* _WORK TO DO_:
Please state how many lines in the records contain the string "Редактировать", with no words besides the number.

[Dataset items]
========================================

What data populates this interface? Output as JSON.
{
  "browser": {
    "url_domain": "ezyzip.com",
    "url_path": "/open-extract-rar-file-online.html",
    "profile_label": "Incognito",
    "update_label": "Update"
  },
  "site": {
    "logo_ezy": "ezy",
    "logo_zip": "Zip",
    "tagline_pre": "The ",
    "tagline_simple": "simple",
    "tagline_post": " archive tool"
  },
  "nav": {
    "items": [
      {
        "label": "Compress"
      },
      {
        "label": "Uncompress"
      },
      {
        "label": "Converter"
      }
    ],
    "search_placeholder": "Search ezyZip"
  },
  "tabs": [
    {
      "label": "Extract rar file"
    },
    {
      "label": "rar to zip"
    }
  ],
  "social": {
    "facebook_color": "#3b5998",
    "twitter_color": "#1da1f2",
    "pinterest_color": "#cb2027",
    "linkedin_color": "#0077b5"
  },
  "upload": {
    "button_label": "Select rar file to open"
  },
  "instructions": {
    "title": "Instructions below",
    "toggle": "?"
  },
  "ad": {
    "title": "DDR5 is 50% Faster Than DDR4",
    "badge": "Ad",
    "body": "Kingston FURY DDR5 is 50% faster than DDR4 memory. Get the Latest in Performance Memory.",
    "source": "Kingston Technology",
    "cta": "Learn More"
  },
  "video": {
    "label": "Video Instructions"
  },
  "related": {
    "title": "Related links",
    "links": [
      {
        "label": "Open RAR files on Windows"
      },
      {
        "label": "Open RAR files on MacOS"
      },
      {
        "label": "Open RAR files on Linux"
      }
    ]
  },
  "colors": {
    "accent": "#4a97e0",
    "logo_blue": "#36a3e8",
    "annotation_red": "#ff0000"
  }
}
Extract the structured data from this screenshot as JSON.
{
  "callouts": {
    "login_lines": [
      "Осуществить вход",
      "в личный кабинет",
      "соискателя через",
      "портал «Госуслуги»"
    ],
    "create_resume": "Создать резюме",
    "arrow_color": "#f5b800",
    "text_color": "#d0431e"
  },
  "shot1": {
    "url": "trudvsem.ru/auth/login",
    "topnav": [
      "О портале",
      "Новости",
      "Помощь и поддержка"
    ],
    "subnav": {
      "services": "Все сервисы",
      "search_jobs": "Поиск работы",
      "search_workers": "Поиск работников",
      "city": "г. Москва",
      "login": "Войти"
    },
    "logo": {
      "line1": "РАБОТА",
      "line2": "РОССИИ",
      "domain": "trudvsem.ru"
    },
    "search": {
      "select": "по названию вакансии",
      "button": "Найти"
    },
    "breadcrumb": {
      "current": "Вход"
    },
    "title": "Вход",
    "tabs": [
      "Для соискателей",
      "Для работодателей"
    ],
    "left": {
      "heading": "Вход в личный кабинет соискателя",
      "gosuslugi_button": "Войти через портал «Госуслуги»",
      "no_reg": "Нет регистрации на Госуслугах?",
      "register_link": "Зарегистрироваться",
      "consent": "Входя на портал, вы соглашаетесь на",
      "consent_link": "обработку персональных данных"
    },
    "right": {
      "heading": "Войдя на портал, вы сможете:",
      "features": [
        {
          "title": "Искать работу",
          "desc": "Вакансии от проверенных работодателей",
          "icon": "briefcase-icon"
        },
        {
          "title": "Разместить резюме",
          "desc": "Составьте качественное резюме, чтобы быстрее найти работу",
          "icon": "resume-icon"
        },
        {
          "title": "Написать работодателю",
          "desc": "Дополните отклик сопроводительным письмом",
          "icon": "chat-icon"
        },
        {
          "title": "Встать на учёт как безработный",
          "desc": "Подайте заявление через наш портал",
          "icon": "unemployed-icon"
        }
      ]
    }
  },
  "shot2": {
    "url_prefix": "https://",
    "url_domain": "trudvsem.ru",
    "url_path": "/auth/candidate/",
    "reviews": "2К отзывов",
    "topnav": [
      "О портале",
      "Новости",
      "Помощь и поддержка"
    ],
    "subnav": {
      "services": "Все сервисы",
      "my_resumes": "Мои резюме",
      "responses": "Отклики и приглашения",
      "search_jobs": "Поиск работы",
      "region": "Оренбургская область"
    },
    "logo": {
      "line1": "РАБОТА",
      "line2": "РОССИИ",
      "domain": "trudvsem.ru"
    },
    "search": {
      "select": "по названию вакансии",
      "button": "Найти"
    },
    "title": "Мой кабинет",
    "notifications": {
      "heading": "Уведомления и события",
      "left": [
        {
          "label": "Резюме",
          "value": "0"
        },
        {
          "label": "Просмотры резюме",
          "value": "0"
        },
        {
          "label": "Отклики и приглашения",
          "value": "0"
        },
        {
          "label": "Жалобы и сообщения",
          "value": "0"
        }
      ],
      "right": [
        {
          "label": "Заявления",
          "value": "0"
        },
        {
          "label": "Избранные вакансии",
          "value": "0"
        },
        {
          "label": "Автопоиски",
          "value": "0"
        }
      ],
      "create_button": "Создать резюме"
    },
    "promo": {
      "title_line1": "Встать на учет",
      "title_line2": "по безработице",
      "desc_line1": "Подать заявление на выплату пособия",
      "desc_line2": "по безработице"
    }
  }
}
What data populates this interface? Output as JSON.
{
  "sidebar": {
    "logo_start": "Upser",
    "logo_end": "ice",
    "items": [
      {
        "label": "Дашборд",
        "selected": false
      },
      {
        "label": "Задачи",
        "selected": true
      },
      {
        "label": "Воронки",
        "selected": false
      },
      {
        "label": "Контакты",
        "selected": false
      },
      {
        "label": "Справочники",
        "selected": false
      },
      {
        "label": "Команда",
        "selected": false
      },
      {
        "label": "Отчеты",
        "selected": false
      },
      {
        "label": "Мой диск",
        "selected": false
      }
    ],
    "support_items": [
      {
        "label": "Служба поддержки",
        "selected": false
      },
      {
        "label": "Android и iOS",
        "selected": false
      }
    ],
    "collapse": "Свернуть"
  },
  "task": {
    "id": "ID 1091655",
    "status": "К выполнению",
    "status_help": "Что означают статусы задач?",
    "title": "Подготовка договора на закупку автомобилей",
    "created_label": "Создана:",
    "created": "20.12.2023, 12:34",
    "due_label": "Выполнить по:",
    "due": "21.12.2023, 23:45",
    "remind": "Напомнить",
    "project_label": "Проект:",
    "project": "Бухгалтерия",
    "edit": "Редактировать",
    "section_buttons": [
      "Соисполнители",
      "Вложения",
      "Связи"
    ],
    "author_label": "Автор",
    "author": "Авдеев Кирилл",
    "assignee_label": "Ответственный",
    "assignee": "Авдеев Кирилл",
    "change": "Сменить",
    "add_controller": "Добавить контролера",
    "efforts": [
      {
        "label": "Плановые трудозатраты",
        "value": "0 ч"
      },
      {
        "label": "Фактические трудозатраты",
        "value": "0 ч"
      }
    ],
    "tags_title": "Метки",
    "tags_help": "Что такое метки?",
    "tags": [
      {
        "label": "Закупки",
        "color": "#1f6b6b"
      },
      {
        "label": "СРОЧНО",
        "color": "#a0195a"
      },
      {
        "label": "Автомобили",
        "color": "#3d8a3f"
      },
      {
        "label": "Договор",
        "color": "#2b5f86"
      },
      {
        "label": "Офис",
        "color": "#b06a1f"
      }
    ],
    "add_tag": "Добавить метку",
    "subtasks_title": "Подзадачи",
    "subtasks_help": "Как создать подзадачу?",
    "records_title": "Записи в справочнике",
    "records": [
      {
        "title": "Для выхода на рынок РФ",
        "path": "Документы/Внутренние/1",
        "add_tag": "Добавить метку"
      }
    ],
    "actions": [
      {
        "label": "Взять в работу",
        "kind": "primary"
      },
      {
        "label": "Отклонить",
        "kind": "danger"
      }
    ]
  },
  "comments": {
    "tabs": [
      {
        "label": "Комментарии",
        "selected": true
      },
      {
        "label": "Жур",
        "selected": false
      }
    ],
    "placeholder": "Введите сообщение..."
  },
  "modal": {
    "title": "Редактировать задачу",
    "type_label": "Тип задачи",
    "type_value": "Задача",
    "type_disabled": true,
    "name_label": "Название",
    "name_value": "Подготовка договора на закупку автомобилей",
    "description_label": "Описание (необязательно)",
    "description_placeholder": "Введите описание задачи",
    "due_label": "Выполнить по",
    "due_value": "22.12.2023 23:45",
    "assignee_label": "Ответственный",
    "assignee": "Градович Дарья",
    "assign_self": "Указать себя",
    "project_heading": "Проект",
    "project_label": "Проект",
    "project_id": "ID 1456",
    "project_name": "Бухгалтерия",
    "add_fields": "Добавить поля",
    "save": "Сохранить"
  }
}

========================================

* _RESPONSE_:
2